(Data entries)
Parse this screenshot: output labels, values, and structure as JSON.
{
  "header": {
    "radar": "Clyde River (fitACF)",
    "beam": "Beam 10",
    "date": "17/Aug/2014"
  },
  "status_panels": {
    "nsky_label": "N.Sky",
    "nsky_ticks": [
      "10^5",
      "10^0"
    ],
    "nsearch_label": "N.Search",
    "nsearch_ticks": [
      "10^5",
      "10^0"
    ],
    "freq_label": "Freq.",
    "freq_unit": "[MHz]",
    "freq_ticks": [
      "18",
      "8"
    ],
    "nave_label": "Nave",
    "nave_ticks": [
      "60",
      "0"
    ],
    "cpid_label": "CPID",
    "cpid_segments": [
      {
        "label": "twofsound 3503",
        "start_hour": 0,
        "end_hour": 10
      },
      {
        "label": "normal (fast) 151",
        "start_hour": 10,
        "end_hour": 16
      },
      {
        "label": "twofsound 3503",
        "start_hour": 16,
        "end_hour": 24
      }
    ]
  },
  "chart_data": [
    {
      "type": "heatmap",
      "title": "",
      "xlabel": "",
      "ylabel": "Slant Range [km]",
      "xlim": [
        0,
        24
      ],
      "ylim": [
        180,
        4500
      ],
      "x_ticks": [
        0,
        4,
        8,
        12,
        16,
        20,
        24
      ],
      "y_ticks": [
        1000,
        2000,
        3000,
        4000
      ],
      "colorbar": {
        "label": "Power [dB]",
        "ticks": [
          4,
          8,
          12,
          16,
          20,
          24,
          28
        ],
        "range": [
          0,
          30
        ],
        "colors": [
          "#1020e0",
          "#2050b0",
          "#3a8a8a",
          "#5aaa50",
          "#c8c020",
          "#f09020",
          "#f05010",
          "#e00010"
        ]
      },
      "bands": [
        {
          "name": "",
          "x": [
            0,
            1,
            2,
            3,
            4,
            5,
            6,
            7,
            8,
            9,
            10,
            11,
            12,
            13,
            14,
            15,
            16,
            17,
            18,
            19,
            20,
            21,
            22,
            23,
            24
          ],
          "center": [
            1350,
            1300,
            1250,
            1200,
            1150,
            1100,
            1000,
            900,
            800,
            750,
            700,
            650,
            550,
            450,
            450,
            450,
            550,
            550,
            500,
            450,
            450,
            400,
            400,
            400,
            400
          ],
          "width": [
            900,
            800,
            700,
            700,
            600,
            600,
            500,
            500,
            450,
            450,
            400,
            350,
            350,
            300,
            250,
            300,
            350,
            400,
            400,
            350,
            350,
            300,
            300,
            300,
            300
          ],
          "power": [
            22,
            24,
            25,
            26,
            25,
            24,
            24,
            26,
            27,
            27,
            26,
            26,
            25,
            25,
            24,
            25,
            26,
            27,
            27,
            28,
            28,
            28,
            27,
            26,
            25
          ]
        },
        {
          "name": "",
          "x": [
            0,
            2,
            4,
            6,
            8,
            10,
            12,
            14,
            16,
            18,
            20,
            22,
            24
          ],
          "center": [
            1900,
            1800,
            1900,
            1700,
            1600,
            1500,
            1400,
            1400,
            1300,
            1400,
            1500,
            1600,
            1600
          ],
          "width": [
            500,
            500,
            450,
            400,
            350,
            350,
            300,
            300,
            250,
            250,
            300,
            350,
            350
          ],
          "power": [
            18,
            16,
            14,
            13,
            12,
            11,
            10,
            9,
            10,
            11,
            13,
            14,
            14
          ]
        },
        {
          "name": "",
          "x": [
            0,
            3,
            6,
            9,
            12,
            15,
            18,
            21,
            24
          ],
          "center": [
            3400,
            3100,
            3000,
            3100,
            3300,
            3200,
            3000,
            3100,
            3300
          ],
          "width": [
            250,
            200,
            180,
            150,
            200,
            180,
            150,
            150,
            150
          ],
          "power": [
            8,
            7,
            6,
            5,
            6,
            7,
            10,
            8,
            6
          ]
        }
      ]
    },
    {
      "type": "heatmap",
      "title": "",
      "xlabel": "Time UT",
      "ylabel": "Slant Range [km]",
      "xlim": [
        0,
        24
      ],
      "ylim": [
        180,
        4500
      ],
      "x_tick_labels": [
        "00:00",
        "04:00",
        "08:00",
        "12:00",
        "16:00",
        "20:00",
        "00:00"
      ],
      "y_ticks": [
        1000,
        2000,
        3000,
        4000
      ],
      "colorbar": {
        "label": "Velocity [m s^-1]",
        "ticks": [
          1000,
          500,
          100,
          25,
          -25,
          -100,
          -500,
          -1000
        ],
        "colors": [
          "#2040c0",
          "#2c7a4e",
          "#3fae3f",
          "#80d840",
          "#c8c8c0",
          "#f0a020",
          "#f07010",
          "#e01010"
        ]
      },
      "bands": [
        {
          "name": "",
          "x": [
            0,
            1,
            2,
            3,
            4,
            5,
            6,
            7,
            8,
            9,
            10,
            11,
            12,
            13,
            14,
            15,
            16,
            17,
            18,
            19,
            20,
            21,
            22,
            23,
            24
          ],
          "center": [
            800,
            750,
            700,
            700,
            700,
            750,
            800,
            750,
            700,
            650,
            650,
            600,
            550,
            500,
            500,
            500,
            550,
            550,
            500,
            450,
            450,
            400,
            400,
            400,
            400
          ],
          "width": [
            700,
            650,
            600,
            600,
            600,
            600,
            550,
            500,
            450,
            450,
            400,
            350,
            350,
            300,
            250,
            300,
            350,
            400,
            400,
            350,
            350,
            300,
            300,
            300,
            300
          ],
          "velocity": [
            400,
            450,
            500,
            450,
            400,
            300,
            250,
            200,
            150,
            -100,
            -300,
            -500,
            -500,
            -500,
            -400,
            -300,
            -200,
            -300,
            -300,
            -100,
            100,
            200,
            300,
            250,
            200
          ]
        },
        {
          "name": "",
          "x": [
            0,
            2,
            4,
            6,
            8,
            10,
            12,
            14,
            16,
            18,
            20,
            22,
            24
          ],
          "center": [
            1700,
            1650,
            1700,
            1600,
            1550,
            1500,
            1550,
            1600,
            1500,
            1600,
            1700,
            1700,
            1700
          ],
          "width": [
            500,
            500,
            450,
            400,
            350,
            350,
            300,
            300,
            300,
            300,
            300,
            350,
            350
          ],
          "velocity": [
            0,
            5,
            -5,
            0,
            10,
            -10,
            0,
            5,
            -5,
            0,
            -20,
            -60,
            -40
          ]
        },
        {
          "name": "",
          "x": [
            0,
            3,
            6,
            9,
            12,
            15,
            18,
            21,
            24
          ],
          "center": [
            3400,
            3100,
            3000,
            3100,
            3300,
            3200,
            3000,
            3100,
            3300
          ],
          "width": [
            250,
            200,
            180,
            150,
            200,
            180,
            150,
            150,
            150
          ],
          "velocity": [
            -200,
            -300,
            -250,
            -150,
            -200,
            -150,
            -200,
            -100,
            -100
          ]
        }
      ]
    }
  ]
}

> [SET EXERCISE]: Copy out all of the records above with nothing altered.

> [SOLVED EXERCISE]:
Parse this screenshot: output labels, values, and structure as JSON.
{
  "header": {
    "radar": "Clyde River (fitACF)",
    "beam": "Beam 10",
    "date": "17/Aug/2014"
  },
  "status_panels": {
    "nsky_label": "N.Sky",
    "nsky_ticks": [
      "10^5",
      "10^0"
    ],
    "nsearch_label": "N.Search",
    "nsearch_ticks": [
      "10^5",
      "10^0"
    ],
    "freq_label": "Freq.",
    "freq_unit": "[MHz]",
    "freq_ticks": [
      "18",
      "8"
    ],
    "nave_label": "Nave",
    "nave_ticks": [
      "60",
      "0"
    ],
    "cpid_label": "CPID",
    "cpid_segments": [
      {
        "label": "twofsound 3503",
        "start_hour": 0,
        "end_hour": 10
      },
      {
        "label": "normal (fast) 151",
        "start_hour": 10,
        "end_hour": 16
      },
      {
        "label": "twofsound 3503",
        "start_hour": 16,
        "end_hour": 24
      }
    ]
  },
  "chart_data": [
    {
      "type": "heatmap",
      "title": "",
      "xlabel": "",
      "ylabel": "Slant Range [km]",
      "xlim": [
        0,
        24
      ],
      "ylim": [
        180,
        4500
      ],
      "x_ticks": [
        0,
        4,
        8,
        12,
        16,
        20,
        24
      ],
      "y_ticks": [
        1000,
        2000,
        3000,
        4000
      ],
      "colorbar": {
        "label": "Power [dB]",
        "ticks": [
          4,
          8,
          12,
          16,
          20,
          24,
          28
        ],
        "range": [
          0,
          30
        ],
        "colors": [
          "#1020e0",
          "#2050b0",
          "#3a8a8a",
          "#5aaa50",
          "#c8c020",
          "#f09020",
          "#f05010",
          "#e00010"
        ]
      },
      "bands": [
        {
          "name": "",
          "x": [
            0,
            1,
            2,
            3,
            4,
            5,
            6,
            7,
            8,
            9,
            10,
            11,
            12,
            13,
            14,
            15,
            16,
            17,
            18,
            19,
            20,
            21,
            22,
            23,
            24
          ],
          "center": [
            1350,
            1300,
            1250,
            1200,
            1150,
            1100,
            1000,
            900,
            800,
            750,
            700,
            650,
            550,
            450,
            450,
            450,
            550,
            550,
            500,
            450,
            450,
            400,
            400,
            400,
            400
          ],
          "width": [
            900,
            800,
            700,
            700,
            600,
            600,
            500,
            500,
            450,
            450,
            400,
            350,
            350,
            300,
            250,
            300,
            350,
            400,
            400,
            350,
            350,
            300,
            300,
            300,
            300
          ],
          "power": [
            22,
            24,
            25,
            26,
            25,
            24,
            24,
            26,
            27,
            27,
            26,
            26,
            25,
            25,
            24,
            25,
            26,
            27,
            27,
            28,
            28,
            28,
            27,
            26,
            25
          ]
        },
        {
          "name": "",
          "x": [
            0,
            2,
            4,
            6,
            8,
            10,
            12,
            14,
            16,
            18,
            20,
            22,
            24
          ],
          "center": [
            1900,
            1800,
            1900,
            1700,
            1600,
            1500,
            1400,
            1400,
            1300,
            1400,
            1500,
            1600,
            1600
          ],
          "width": [
            500,
            500,
            450,
            400,
            350,
            350,
            300,
            300,
            250,
            250,
            300,
            350,
            350
          ],
          "power": [
            18,
            16,
            14,
            13,
            12,
            11,
            10,
            9,
            10,
            11,
            13,
            14,
            14
          ]
        },
        {
          "name": "",
          "x": [
            0,
            3,
            6,
            9,
            12,
            15,
            18,
            21,
            24
          ],
          "center": [
            3400,
            3100,
            3000,
            3100,
            3300,
            3200,
            3000,
            3100,
            3300
          ],
          "width": [
            250,
            200,
            180,
            150,
            200,
            180,
            150,
            150,
            150
          ],
          "power": [
            8,
            7,
            6,
            5,
            6,
            7,
            10,
            8,
            6
          ]
        }
      ]
    },
    {
      "type": "heatmap",
      "title": "",
      "xlabel": "Time UT",
      "ylabel": "Slant Range [km]",
      "xlim": [
        0,
        24
      ],
      "ylim": [
        180,
        4500
      ],
      "x_tick_labels": [
        "00:00",
        "04:00",
        "08:00",
        "12:00",
        "16:00",
        "20:00",
        "00:00"
      ],
      "y_ticks": [
        1000,
        2000,
        3000,
        4000
      ],
      "colorbar": {
        "label": "Velocity [m s^-1]",
        "ticks": [
          1000,
          500,
          100,
          25,
          -25,
          -100,
          -500,
          -1000
        ],
        "colors": [
          "#2040c0",
          "#2c7a4e",
          "#3fae3f",
          "#80d840",
          "#c8c8c0",
          "#f0a020",
          "#f07010",
          "#e01010"
        ]
      },
      "bands": [
        {
          "name": "",
          "x": [
            0,
            1,
            2,
            3,
            4,
            5,
            6,
            7,
            8,
            9,
            10,
            11,
            12,
            13,
            14,
            15,
            16,
            17,
            18,
            19,
            20,
            21,
            22,
            23,
            24
          ],
          "center": [
            800,
            750,
            700,
            700,
            700,
            750,
            800,
            750,
            700,
            650,
            650,
            600,
            550,
            500,
            500,
            500,
            550,
            550,
            500,
            450,
            450,
            400,
            400,
            400,
            400
          ],
          "width": [
            700,
            650,
            600,
            600,
            600,
            600,
            550,
            500,
            450,
            450,
            400,
            350,
            350,
            300,
            250,
            300,
            350,
            400,
            400,
            350,
            350,
            300,
            300,
            300,
            300
          ],
          "velocity": [
            400,
            450,
            500,
            450,
            400,
            300,
            250,
            200,
            150,
            -100,
            -300,
            -500,
            -500,
            -500,
            -400,
            -300,
            -200,
            -300,
            -300,
            -100,
            100,
            200,
            300,
            250,
            200
          ]
        },
        {
          "name": "",
          "x": [
            0,
            2,
            4,
            6,
            8,
            10,
            12,
            14,
            16,
            18,
            20,
            22,
            24
          ],
          "center": [
            1700,
            1650,
            1700,
            1600,
            1550,
            1500,
            1550,
            1600,
            1500,
            1600,
            1700,
            1700,
            1700
          ],
          "width": [
            500,
            500,
            450,
            400,
            350,
            350,
            300,
            300,
            300,
            300,
            300,
            350,
            350
          ],
          "velocity": [
            0,
            5,
            -5,
            0,
            10,
            -10,
            0,
            5,
            -5,
            0,
            -20,
            -60,
            -40
          ]
        },
        {
          "name": "",
          "x": [
            0,
            3,
            6,
            9,
            12,
            15,
            18,
            21,
            24
          ],
          "center": [
            3400,
            3100,
            3000,
            3100,
            3300,
            3200,
            3000,
            3100,
            3300
          ],
          "width": [
            250,
            200,
            180,
            150,
            200,
            180,
            150,
            150,
            150
          ],
          "velocity": [
            -200,
            -300,
            -250,
            -150,
            -200,
            -150,
            -200,
            -100,
            -100
          ]
        }
      ]
    }
  ]
}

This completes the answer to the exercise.